## Saved data entries
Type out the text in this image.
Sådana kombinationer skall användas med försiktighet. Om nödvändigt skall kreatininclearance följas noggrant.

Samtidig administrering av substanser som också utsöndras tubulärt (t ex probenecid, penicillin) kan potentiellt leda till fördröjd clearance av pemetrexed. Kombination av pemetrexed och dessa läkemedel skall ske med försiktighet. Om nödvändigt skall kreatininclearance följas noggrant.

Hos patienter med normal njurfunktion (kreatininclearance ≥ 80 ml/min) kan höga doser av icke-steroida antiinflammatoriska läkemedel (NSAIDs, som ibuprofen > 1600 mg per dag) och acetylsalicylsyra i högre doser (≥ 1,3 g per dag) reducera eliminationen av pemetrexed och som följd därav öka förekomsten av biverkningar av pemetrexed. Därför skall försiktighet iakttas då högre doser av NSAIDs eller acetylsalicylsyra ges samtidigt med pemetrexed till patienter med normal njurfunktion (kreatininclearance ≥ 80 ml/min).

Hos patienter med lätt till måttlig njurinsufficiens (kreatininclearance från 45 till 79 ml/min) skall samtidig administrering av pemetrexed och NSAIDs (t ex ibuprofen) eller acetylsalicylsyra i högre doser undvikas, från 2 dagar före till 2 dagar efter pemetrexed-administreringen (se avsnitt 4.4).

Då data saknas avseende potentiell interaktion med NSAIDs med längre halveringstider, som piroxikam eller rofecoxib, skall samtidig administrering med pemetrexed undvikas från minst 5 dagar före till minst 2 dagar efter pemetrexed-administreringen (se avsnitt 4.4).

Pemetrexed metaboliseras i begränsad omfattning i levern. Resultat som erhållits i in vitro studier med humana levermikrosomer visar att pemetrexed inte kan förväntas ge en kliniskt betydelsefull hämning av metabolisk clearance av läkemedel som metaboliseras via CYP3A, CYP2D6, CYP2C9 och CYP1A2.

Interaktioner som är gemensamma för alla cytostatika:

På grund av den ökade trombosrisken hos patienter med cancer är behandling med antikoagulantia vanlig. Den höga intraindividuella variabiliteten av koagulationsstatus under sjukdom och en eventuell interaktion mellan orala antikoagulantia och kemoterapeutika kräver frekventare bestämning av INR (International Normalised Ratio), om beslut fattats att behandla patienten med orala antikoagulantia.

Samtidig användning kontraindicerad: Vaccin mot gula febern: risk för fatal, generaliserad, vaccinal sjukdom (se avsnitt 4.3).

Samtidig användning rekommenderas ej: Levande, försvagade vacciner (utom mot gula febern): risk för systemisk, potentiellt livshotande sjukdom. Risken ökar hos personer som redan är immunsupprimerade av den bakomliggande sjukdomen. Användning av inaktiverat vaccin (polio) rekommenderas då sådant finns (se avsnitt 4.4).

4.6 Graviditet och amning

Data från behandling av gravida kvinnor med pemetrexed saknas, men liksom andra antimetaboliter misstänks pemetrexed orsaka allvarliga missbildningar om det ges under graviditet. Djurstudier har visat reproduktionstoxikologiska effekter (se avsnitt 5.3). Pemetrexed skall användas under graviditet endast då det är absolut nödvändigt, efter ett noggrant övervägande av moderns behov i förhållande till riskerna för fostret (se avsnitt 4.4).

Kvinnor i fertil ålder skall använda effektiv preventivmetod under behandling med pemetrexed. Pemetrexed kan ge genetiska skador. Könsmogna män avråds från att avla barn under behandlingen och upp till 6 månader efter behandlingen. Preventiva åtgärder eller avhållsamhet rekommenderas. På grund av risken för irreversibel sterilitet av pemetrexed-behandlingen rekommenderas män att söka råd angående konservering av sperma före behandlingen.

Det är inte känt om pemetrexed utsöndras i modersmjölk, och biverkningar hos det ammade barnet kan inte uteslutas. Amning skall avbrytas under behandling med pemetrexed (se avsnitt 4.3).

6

## Your instructions
Transcribe every record above exactly as it appears.

## Correct answer
Type out the text in this image.
Sådana kombinationer skall användas med försiktighet. Om nödvändigt skall kreatininclearance följas noggrant.

Samtidig administrering av substanser som också utsöndras tubulärt (t ex probenecid, penicillin) kan potentiellt leda till fördröjd clearance av pemetrexed. Kombination av pemetrexed och dessa läkemedel skall ske med försiktighet. Om nödvändigt skall kreatininclearance följas noggrant.

Hos patienter med normal njurfunktion (kreatininclearance ≥ 80 ml/min) kan höga doser av icke-steroida antiinflammatoriska läkemedel (NSAIDs, som ibuprofen > 1600 mg per dag) och acetylsalicylsyra i högre doser (≥ 1,3 g per dag) reducera eliminationen av pemetrexed och som följd därav öka förekomsten av biverkningar av pemetrexed. Därför skall försiktighet iakttas då högre doser av NSAIDs eller acetylsalicylsyra ges samtidigt med pemetrexed till patienter med normal njurfunktion (kreatininclearance ≥ 80 ml/min).

Hos patienter med lätt till måttlig njurinsufficiens (kreatininclearance från 45 till 79 ml/min) skall samtidig administrering av pemetrexed och NSAIDs (t ex ibuprofen) eller acetylsalicylsyra i högre doser undvikas, från 2 dagar före till 2 dagar efter pemetrexed-administreringen (se avsnitt 4.4).

Då data saknas avseende potentiell interaktion med NSAIDs med längre halveringstider, som piroxikam eller rofecoxib, skall samtidig administrering med pemetrexed undvikas från minst 5 dagar före till minst 2 dagar efter pemetrexed-administreringen (se avsnitt 4.4).

Pemetrexed metaboliseras i begränsad omfattning i levern. Resultat som erhållits i in vitro studier med humana levermikrosomer visar att pemetrexed inte kan förväntas ge en kliniskt betydelsefull hämning av metabolisk clearance av läkemedel som metaboliseras via CYP3A, CYP2D6, CYP2C9 och CYP1A2.

Interaktioner som är gemensamma för alla cytostatika:

På grund av den ökade trombosrisken hos patienter med cancer är behandling med antikoagulantia vanlig. Den höga intraindividuella variabiliteten av koagulationsstatus under sjukdom och en eventuell interaktion mellan orala antikoagulantia och kemoterapeutika kräver frekventare bestämning av INR (International Normalised Ratio), om beslut fattats att behandla patienten med orala antikoagulantia.

Samtidig användning kontraindicerad: Vaccin mot gula febern: risk för fatal, generaliserad, vaccinal sjukdom (se avsnitt 4.3).

Samtidig användning rekommenderas ej: Levande, försvagade vacciner (utom mot gula febern): risk för systemisk, potentiellt livshotande sjukdom. Risken ökar hos personer som redan är immunsupprimerade av den bakomliggande sjukdomen. Användning av inaktiverat vaccin (polio) rekommenderas då sådant finns (se avsnitt 4.4).

4.6 Graviditet och amning

Data från behandling av gravida kvinnor med pemetrexed saknas, men liksom andra antimetaboliter misstänks pemetrexed orsaka allvarliga missbildningar om det ges under graviditet. Djurstudier har visat reproduktionstoxikologiska effekter (se avsnitt 5.3). Pemetrexed skall användas under graviditet endast då det är absolut nödvändigt, efter ett noggrant övervägande av moderns behov i förhållande till riskerna för fostret (se avsnitt 4.4).

Kvinnor i fertil ålder skall använda effektiv preventivmetod under behandling med pemetrexed. Pemetrexed kan ge genetiska skador. Könsmogna män avråds från att avla barn under behandlingen och upp till 6 månader efter behandlingen. Preventiva åtgärder eller avhållsamhet rekommenderas. På grund av risken för irreversibel sterilitet av pemetrexed-behandlingen rekommenderas män att söka råd angående konservering av sperma före behandlingen.

Det är inte känt om pemetrexed utsöndras i modersmjölk, och biverkningar hos det ammade barnet kan inte uteslutas. Amning skall avbrytas under behandling med pemetrexed (se avsnitt 4.3).

6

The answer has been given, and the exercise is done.